### Problem to work on
Read the records and write them out again exactly.

____ Given records

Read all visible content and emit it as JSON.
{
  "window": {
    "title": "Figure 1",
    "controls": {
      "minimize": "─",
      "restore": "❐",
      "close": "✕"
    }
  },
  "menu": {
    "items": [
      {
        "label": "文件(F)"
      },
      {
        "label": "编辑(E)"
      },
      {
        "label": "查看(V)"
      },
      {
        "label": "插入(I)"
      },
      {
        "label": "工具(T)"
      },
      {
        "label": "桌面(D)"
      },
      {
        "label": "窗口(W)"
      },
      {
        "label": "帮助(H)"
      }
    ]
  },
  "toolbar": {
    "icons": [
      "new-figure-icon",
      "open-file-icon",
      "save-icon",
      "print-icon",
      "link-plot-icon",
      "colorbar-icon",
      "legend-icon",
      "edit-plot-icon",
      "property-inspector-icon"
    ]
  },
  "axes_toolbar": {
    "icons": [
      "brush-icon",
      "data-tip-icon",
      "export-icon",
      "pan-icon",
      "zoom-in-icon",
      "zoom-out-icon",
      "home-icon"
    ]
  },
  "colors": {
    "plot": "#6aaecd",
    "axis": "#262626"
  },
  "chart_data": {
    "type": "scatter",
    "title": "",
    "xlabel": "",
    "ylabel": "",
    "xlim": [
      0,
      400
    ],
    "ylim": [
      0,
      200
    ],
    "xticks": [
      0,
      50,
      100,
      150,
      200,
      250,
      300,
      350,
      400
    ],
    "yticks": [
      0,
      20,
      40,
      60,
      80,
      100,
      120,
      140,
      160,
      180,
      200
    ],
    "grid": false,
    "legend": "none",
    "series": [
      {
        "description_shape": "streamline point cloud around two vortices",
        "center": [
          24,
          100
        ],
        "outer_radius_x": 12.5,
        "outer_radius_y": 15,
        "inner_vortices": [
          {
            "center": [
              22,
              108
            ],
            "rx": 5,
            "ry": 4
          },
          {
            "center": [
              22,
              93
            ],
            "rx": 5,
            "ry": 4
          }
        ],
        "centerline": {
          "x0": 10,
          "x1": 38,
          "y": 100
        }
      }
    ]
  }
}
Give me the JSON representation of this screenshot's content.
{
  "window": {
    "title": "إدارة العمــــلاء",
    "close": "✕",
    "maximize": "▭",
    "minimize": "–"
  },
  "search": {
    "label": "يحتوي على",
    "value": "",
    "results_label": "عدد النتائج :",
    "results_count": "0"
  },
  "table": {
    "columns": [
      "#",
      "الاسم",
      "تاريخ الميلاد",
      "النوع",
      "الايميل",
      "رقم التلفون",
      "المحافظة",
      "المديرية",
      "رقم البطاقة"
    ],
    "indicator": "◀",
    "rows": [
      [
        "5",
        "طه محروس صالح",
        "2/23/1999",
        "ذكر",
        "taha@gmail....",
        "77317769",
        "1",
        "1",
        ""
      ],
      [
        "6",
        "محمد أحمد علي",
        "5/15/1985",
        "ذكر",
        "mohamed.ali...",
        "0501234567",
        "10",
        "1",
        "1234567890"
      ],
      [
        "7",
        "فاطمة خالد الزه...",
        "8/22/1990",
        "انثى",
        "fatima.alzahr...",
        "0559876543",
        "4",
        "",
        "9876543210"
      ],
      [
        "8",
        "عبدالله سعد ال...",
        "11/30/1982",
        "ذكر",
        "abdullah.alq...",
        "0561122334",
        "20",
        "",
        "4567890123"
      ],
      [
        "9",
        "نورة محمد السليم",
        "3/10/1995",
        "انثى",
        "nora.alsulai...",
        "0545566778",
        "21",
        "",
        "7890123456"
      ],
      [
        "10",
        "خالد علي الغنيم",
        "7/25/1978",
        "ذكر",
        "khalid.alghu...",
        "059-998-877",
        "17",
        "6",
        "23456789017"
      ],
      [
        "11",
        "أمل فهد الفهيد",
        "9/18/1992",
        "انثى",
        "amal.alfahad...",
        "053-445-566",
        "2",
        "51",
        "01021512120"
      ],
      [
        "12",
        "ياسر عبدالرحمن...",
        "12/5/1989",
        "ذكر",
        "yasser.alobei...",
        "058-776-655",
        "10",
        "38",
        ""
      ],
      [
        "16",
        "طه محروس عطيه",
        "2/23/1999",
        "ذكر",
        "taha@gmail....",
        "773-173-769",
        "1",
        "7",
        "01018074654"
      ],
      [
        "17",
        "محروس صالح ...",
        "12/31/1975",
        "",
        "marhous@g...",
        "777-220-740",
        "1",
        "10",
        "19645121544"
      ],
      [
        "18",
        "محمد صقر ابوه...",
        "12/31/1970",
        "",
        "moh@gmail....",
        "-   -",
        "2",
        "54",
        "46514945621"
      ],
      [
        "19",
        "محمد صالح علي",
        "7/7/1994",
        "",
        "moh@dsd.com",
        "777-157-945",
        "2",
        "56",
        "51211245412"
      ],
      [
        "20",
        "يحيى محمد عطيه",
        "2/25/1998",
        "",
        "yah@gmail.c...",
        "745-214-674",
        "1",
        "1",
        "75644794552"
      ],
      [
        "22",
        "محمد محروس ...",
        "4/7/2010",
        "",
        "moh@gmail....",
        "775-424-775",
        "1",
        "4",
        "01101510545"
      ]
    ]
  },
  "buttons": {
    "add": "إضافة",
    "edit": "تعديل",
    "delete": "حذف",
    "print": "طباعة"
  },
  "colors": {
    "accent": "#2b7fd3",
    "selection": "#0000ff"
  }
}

________

### Result
Read all visible content and emit it as JSON.
{
  "window": {
    "title": "Figure 1",
    "controls": {
      "minimize": "─",
      "restore": "❐",
      "close": "✕"
    }
  },
  "menu": {
    "items": [
      {
        "label": "文件(F)"
      },
      {
        "label": "编辑(E)"
      },
      {
        "label": "查看(V)"
      },
      {
        "label": "插入(I)"
      },
      {
        "label": "工具(T)"
      },
      {
        "label": "桌面(D)"
      },
      {
        "label": "窗口(W)"
      },
      {
        "label": "帮助(H)"
      }
    ]
  },
  "toolbar": {
    "icons": [
      "new-figure-icon",
      "open-file-icon",
      "save-icon",
      "print-icon",
      "link-plot-icon",
      "colorbar-icon",
      "legend-icon",
      "edit-plot-icon",
      "property-inspector-icon"
    ]
  },
  "axes_toolbar": {
    "icons": [
      "brush-icon",
      "data-tip-icon",
      "export-icon",
      "pan-icon",
      "zoom-in-icon",
      "zoom-out-icon",
      "home-icon"
    ]
  },
  "colors": {
    "plot": "#6aaecd",
    "axis": "#262626"
  },
  "chart_data": {
    "type": "scatter",
    "title": "",
    "xlabel": "",
    "ylabel": "",
    "xlim": [
      0,
      400
    ],
    "ylim": [
      0,
      200
    ],
    "xticks": [
      0,
      50,
      100,
      150,
      200,
      250,
      300,
      350,
      400
    ],
    "yticks": [
      0,
      20,
      40,
      60,
      80,
      100,
      120,
      140,
      160,
      180,
      200
    ],
    "grid": false,
    "legend": "none",
    "series": [
      {
        "description_shape": "streamline point cloud around two vortices",
        "center": [
          24,
          100
        ],
        "outer_radius_x": 12.5,
        "outer_radius_y": 15,
        "inner_vortices": [
          {
            "center": [
              22,
              108
            ],
            "rx": 5,
            "ry": 4
          },
          {
            "center": [
              22,
              93
            ],
            "rx": 5,
            "ry": 4
          }
        ],
        "centerline": {
          "x0": 10,
          "x1": 38,
          "y": 100
        }
      }
    ]
  }
}
Give me the JSON representation of this screenshot's content.
{
  "window": {
    "title": "إدارة العمــــلاء",
    "close": "✕",
    "maximize": "▭",
    "minimize": "–"
  },
  "search": {
    "label": "يحتوي على",
    "value": "",
    "results_label": "عدد النتائج :",
    "results_count": "0"
  },
  "table": {
    "columns": [
      "#",
      "الاسم",
      "تاريخ الميلاد",
      "النوع",
      "الايميل",
      "رقم التلفون",
      "المحافظة",
      "المديرية",
      "رقم البطاقة"
    ],
    "indicator": "◀",
    "rows": [
      [
        "5",
        "طه محروس صالح",
        "2/23/1999",
        "ذكر",
        "taha@gmail....",
        "77317769",
        "1",
        "1",
        ""
      ],
      [
        "6",
        "محمد أحمد علي",
        "5/15/1985",
        "ذكر",
        "mohamed.ali...",
        "0501234567",
        "10",
        "1",
        "1234567890"
      ],
      [
        "7",
        "فاطمة خالد الزه...",
        "8/22/1990",
        "انثى",
        "fatima.alzahr...",
        "0559876543",
        "4",
        "",
        "9876543210"
      ],
      [
        "8",
        "عبدالله سعد ال...",
        "11/30/1982",
        "ذكر",
        "abdullah.alq...",
        "0561122334",
        "20",
        "",
        "4567890123"
      ],
      [
        "9",
        "نورة محمد السليم",
        "3/10/1995",
        "انثى",
        "nora.alsulai...",
        "0545566778",
        "21",
        "",
        "7890123456"
      ],
      [
        "10",
        "خالد علي الغنيم",
        "7/25/1978",
        "ذكر",
        "khalid.alghu...",
        "059-998-877",
        "17",
        "6",
        "23456789017"
      ],
      [
        "11",
        "أمل فهد الفهيد",
        "9/18/1992",
        "انثى",
        "amal.alfahad...",
        "053-445-566",
        "2",
        "51",
        "01021512120"
      ],
      [
        "12",
        "ياسر عبدالرحمن...",
        "12/5/1989",
        "ذكر",
        "yasser.alobei...",
        "058-776-655",
        "10",
        "38",
        ""
      ],
      [
        "16",
        "طه محروس عطيه",
        "2/23/1999",
        "ذكر",
        "taha@gmail....",
        "773-173-769",
        "1",
        "7",
        "01018074654"
      ],
      [
        "17",
        "محروس صالح ...",
        "12/31/1975",
        "",
        "marhous@g...",
        "777-220-740",
        "1",
        "10",
        "19645121544"
      ],
      [
        "18",
        "محمد صقر ابوه...",
        "12/31/1970",
        "",
        "moh@gmail....",
        "-   -",
        "2",
        "54",
        "46514945621"
      ],
      [
        "19",
        "محمد صالح علي",
        "7/7/1994",
        "",
        "moh@dsd.com",
        "777-157-945",
        "2",
        "56",
        "51211245412"
      ],
      [
        "20",
        "يحيى محمد عطيه",
        "2/25/1998",
        "",
        "yah@gmail.c...",
        "745-214-674",
        "1",
        "1",
        "75644794552"
      ],
      [
        "22",
        "محمد محروس ...",
        "4/7/2010",
        "",
        "moh@gmail....",
        "775-424-775",
        "1",
        "4",
        "01101510545"
      ]
    ]
  },
  "buttons": {
    "add": "إضافة",
    "edit": "تعديل",
    "delete": "حذف",
    "print": "طباعة"
  },
  "colors": {
    "accent": "#2b7fd3",
    "selection": "#0000ff"
  }
}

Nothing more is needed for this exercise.